→ Exercise aim
Lay out every line of the data below as a JSON list of strings, one string per line, with blank lines omitted.

→ Entries provided
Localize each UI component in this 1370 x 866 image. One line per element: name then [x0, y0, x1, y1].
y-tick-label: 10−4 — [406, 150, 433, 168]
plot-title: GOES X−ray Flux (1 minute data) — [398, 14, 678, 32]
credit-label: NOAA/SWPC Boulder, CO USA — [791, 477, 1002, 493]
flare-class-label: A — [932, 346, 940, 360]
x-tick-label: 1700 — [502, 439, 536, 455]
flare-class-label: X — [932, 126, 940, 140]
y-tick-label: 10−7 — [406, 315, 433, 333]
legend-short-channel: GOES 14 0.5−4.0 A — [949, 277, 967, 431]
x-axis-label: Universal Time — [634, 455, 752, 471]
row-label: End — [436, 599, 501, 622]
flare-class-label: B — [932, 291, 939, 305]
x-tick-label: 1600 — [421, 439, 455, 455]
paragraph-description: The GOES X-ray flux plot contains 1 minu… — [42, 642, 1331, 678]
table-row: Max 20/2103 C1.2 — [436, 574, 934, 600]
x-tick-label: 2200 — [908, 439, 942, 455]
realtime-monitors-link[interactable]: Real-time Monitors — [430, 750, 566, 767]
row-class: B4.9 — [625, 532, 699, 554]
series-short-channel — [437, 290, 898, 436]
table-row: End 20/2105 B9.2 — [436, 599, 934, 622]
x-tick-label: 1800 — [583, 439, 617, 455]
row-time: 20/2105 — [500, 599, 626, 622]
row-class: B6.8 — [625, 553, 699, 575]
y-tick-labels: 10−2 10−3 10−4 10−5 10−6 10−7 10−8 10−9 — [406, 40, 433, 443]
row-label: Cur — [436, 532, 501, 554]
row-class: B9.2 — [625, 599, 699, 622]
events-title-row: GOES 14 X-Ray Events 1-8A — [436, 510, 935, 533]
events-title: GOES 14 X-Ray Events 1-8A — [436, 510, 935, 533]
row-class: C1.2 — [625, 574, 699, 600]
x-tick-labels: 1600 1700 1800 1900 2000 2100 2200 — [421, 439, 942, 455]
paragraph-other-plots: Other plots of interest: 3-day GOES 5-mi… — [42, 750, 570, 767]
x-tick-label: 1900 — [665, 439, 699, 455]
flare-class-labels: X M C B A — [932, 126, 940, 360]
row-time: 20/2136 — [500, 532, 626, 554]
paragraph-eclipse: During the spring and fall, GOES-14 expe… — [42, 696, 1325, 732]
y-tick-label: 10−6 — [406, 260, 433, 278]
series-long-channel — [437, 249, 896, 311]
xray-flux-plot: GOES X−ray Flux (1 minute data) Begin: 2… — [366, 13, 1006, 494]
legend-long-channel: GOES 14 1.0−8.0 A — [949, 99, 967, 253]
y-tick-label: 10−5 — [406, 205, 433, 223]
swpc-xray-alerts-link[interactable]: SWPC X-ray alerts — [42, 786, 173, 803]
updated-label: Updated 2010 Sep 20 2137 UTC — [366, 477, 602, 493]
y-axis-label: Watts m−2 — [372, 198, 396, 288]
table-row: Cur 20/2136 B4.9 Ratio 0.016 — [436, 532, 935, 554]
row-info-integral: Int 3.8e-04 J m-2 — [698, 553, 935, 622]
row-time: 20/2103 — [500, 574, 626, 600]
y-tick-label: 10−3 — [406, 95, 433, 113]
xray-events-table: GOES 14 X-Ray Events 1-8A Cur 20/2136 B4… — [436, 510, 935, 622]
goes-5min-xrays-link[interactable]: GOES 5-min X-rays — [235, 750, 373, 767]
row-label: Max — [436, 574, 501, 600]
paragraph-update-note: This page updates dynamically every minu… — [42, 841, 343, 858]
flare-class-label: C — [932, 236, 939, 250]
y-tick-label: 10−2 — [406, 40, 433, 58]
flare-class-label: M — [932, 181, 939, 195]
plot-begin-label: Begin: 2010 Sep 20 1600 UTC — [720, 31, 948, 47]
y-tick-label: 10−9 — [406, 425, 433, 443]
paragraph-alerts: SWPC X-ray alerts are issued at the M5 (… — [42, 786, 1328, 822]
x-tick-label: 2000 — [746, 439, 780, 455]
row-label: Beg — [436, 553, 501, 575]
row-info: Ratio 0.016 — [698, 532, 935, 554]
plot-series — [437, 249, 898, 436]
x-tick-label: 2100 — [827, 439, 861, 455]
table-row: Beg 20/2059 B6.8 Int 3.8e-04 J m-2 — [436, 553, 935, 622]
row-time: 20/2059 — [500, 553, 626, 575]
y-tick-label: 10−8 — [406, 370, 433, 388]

→ Exercise solution
[
  "Localize each UI component in this 1370 x 866 image. One line per element: name then [x0, y0, x1, y1].",
  "y-tick-label: 10−4 — [406, 150, 433, 168]",
  "plot-title: GOES X−ray Flux (1 minute data) — [398, 14, 678, 32]",
  "credit-label: NOAA/SWPC Boulder, CO USA — [791, 477, 1002, 493]",
  "flare-class-label: A — [932, 346, 940, 360]",
  "x-tick-label: 1700 — [502, 439, 536, 455]",
  "flare-class-label: X — [932, 126, 940, 140]",
  "y-tick-label: 10−7 — [406, 315, 433, 333]",
  "legend-short-channel: GOES 14 0.5−4.0 A — [949, 277, 967, 431]",
  "x-axis-label: Universal Time — [634, 455, 752, 471]",
  "row-label: End — [436, 599, 501, 622]",
  "flare-class-label: B — [932, 291, 939, 305]",
  "x-tick-label: 1600 — [421, 439, 455, 455]",
  "paragraph-description: The GOES X-ray flux plot contains 1 minu… — [42, 642, 1331, 678]",
  "table-row: Max 20/2103 C1.2 — [436, 574, 934, 600]",
  "x-tick-label: 2200 — [908, 439, 942, 455]",
  "realtime-monitors-link[interactable]: Real-time Monitors — [430, 750, 566, 767]",
  "row-class: B4.9 — [625, 532, 699, 554]",
  "series-short-channel — [437, 290, 898, 436]",
  "table-row: End 20/2105 B9.2 — [436, 599, 934, 622]",
  "x-tick-label: 1800 — [583, 439, 617, 455]",
  "row-time: 20/2105 — [500, 599, 626, 622]",
  "row-class: B6.8 — [625, 553, 699, 575]",
  "y-tick-labels: 10−2 10−3 10−4 10−5 10−6 10−7 10−8 10−9 — [406, 40, 433, 443]",
  "row-label: Cur — [436, 532, 501, 554]",
  "row-class: B9.2 — [625, 599, 699, 622]",
  "events-title-row: GOES 14 X-Ray Events 1-8A — [436, 510, 935, 533]",
  "events-title: GOES 14 X-Ray Events 1-8A — [436, 510, 935, 533]",
  "row-class: C1.2 — [625, 574, 699, 600]",
  "x-tick-labels: 1600 1700 1800 1900 2000 2100 2200 — [421, 439, 942, 455]",
  "paragraph-other-plots: Other plots of interest: 3-day GOES 5-mi… — [42, 750, 570, 767]",
  "x-tick-label: 1900 — [665, 439, 699, 455]",
  "flare-class-labels: X M C B A — [932, 126, 940, 360]",
  "row-time: 20/2136 — [500, 532, 626, 554]",
  "paragraph-eclipse: During the spring and fall, GOES-14 expe… — [42, 696, 1325, 732]",
  "y-tick-label: 10−6 — [406, 260, 433, 278]",
  "series-long-channel — [437, 249, 896, 311]",
  "xray-flux-plot: GOES X−ray Flux (1 minute data) Begin: 2… — [366, 13, 1006, 494]",
  "legend-long-channel: GOES 14 1.0−8.0 A — [949, 99, 967, 253]",
  "y-tick-label: 10−5 — [406, 205, 433, 223]",
  "swpc-xray-alerts-link[interactable]: SWPC X-ray alerts — [42, 786, 173, 803]",
  "updated-label: Updated 2010 Sep 20 2137 UTC — [366, 477, 602, 493]",
  "y-axis-label: Watts m−2 — [372, 198, 396, 288]",
  "table-row: Cur 20/2136 B4.9 Ratio 0.016 — [436, 532, 935, 554]",
  "row-info-integral: Int 3.8e-04 J m-2 — [698, 553, 935, 622]",
  "row-time: 20/2103 — [500, 574, 626, 600]",
  "y-tick-label: 10−3 — [406, 95, 433, 113]",
  "xray-events-table: GOES 14 X-Ray Events 1-8A Cur 20/2136 B4… — [436, 510, 935, 622]",
  "goes-5min-xrays-link[interactable]: GOES 5-min X-rays — [235, 750, 373, 767]",
  "row-label: Max — [436, 574, 501, 600]",
  "paragraph-update-note: This page updates dynamically every minu… — [42, 841, 343, 858]",
  "flare-class-label: C — [932, 236, 939, 250]",
  "y-tick-label: 10−2 — [406, 40, 433, 58]",
  "flare-class-label: M — [932, 181, 939, 195]",
  "plot-begin-label: Begin: 2010 Sep 20 1600 UTC — [720, 31, 948, 47]",
  "y-tick-label: 10−9 — [406, 425, 433, 443]",
  "paragraph-alerts: SWPC X-ray alerts are issued at the M5 (… — [42, 786, 1328, 822]",
  "x-tick-label: 2000 — [746, 439, 780, 455]",
  "row-label: Beg — [436, 553, 501, 575]",
  "row-info: Ratio 0.016 — [698, 532, 935, 554]",
  "plot-series — [437, 249, 898, 436]",
  "x-tick-label: 2100 — [827, 439, 861, 455]",
  "table-row: Beg 20/2059 B6.8 Int 3.8e-04 J m-2 — [436, 553, 935, 622]",
  "row-time: 20/2059 — [500, 553, 626, 575]",
  "y-tick-label: 10−8 — [406, 370, 433, 388]"
]